Print all the data, keeping every line exactly as it is.

::::

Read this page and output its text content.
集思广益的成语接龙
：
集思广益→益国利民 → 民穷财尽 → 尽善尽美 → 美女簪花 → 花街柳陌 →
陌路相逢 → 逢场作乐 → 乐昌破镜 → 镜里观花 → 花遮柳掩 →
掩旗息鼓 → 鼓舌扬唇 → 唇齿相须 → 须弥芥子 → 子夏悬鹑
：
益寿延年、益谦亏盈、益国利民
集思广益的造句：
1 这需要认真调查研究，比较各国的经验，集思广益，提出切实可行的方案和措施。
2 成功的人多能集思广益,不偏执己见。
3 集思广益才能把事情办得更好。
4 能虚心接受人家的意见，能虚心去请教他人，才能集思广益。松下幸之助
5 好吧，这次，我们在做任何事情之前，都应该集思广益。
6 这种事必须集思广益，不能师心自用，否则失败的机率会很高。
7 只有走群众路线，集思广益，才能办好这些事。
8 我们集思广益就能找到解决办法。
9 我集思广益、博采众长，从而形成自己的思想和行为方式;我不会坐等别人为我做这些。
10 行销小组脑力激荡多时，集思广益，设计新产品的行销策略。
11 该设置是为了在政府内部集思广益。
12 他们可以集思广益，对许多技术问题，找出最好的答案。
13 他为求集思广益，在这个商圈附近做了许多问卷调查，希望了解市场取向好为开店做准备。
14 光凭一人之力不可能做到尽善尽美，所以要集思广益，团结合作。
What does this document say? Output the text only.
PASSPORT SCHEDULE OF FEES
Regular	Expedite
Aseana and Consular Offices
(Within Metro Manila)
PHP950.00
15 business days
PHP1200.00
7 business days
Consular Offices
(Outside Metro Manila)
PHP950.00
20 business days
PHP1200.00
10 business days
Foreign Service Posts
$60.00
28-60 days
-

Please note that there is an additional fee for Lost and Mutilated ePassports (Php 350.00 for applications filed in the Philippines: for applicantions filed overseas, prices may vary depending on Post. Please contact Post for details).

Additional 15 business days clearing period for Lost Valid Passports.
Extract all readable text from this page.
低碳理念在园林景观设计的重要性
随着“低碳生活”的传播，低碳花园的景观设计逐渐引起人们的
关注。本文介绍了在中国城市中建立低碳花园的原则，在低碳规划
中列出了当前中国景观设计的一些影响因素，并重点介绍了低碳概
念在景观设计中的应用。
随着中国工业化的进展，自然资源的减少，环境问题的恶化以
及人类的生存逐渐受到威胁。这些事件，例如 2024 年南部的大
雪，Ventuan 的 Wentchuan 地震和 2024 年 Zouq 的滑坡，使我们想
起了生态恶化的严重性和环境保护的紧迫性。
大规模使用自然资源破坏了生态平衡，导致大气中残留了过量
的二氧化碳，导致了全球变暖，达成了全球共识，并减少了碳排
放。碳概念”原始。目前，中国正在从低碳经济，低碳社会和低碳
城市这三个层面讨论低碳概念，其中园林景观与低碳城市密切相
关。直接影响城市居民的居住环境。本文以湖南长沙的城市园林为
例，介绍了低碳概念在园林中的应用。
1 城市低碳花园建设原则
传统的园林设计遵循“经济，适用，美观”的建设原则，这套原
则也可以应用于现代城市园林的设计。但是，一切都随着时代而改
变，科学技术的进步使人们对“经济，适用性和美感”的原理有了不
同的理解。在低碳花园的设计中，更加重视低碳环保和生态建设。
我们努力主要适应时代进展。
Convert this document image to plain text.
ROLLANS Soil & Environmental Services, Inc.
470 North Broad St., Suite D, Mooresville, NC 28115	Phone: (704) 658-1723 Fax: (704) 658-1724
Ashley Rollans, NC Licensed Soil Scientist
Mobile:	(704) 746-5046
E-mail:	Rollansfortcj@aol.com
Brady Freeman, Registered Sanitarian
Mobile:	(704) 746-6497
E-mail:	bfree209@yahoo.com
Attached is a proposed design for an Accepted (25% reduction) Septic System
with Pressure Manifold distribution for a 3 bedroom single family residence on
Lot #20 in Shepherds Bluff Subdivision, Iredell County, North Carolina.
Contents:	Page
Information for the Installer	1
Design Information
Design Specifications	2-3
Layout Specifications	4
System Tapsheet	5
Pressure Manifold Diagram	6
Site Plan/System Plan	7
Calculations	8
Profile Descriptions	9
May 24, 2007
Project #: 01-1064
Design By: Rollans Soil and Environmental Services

::::

### WRITTEN SOLUTION
Read this page and output its text content.
集思广益的成语接龙
：
集思广益→益国利民 → 民穷财尽 → 尽善尽美 → 美女簪花 → 花街柳陌 →
陌路相逢 → 逢场作乐 → 乐昌破镜 → 镜里观花 → 花遮柳掩 →
掩旗息鼓 → 鼓舌扬唇 → 唇齿相须 → 须弥芥子 → 子夏悬鹑
：
益寿延年、益谦亏盈、益国利民
集思广益的造句：
1 这需要认真调查研究，比较各国的经验，集思广益，提出切实可行的方案和措施。
2 成功的人多能集思广益,不偏执己见。
3 集思广益才能把事情办得更好。
4 能虚心接受人家的意见，能虚心去请教他人，才能集思广益。松下幸之助
5 好吧，这次，我们在做任何事情之前，都应该集思广益。
6 这种事必须集思广益，不能师心自用，否则失败的机率会很高。
7 只有走群众路线，集思广益，才能办好这些事。
8 我们集思广益就能找到解决办法。
9 我集思广益、博采众长，从而形成自己的思想和行为方式;我不会坐等别人为我做这些。
10 行销小组脑力激荡多时，集思广益，设计新产品的行销策略。
11 该设置是为了在政府内部集思广益。
12 他们可以集思广益，对许多技术问题，找出最好的答案。
13 他为求集思广益，在这个商圈附近做了许多问卷调查，希望了解市场取向好为开店做准备。
14 光凭一人之力不可能做到尽善尽美，所以要集思广益，团结合作。
What does this document say? Output the text only.
PASSPORT SCHEDULE OF FEES
Regular	Expedite
Aseana and Consular Offices
(Within Metro Manila)
PHP950.00
15 business days
PHP1200.00
7 business days
Consular Offices
(Outside Metro Manila)
PHP950.00
20 business days
PHP1200.00
10 business days
Foreign Service Posts
$60.00
28-60 days
-

Please note that there is an additional fee for Lost and Mutilated ePassports (Php 350.00 for applications filed in the Philippines: for applicantions filed overseas, prices may vary depending on Post. Please contact Post for details).

Additional 15 business days clearing period for Lost Valid Passports.
Extract all readable text from this page.
低碳理念在园林景观设计的重要性
随着“低碳生活”的传播，低碳花园的景观设计逐渐引起人们的
关注。本文介绍了在中国城市中建立低碳花园的原则，在低碳规划
中列出了当前中国景观设计的一些影响因素，并重点介绍了低碳概
念在景观设计中的应用。
随着中国工业化的进展，自然资源的减少，环境问题的恶化以
及人类的生存逐渐受到威胁。这些事件，例如 2024 年南部的大
雪，Ventuan 的 Wentchuan 地震和 2024 年 Zouq 的滑坡，使我们想
起了生态恶化的严重性和环境保护的紧迫性。
大规模使用自然资源破坏了生态平衡，导致大气中残留了过量
的二氧化碳，导致了全球变暖，达成了全球共识，并减少了碳排
放。碳概念”原始。目前，中国正在从低碳经济，低碳社会和低碳
城市这三个层面讨论低碳概念，其中园林景观与低碳城市密切相
关。直接影响城市居民的居住环境。本文以湖南长沙的城市园林为
例，介绍了低碳概念在园林中的应用。
1 城市低碳花园建设原则
传统的园林设计遵循“经济，适用，美观”的建设原则，这套原
则也可以应用于现代城市园林的设计。但是，一切都随着时代而改
变，科学技术的进步使人们对“经济，适用性和美感”的原理有了不
同的理解。在低碳花园的设计中，更加重视低碳环保和生态建设。
我们努力主要适应时代进展。
Convert this document image to plain text.
ROLLANS Soil & Environmental Services, Inc.
470 North Broad St., Suite D, Mooresville, NC 28115	Phone: (704) 658-1723 Fax: (704) 658-1724
Ashley Rollans, NC Licensed Soil Scientist
Mobile:	(704) 746-5046
E-mail:	Rollansfortcj@aol.com
Brady Freeman, Registered Sanitarian
Mobile:	(704) 746-6497
E-mail:	bfree209@yahoo.com
Attached is a proposed design for an Accepted (25% reduction) Septic System
with Pressure Manifold distribution for a 3 bedroom single family residence on
Lot #20 in Shepherds Bluff Subdivision, Iredell County, North Carolina.
Contents:	Page
Information for the Installer	1
Design Information
Design Specifications	2-3
Layout Specifications	4
System Tapsheet	5
Pressure Manifold Diagram	6
Site Plan/System Plan	7
Calculations	8
Profile Descriptions	9
May 24, 2007
Project #: 01-1064
Design By: Rollans Soil and Environmental Services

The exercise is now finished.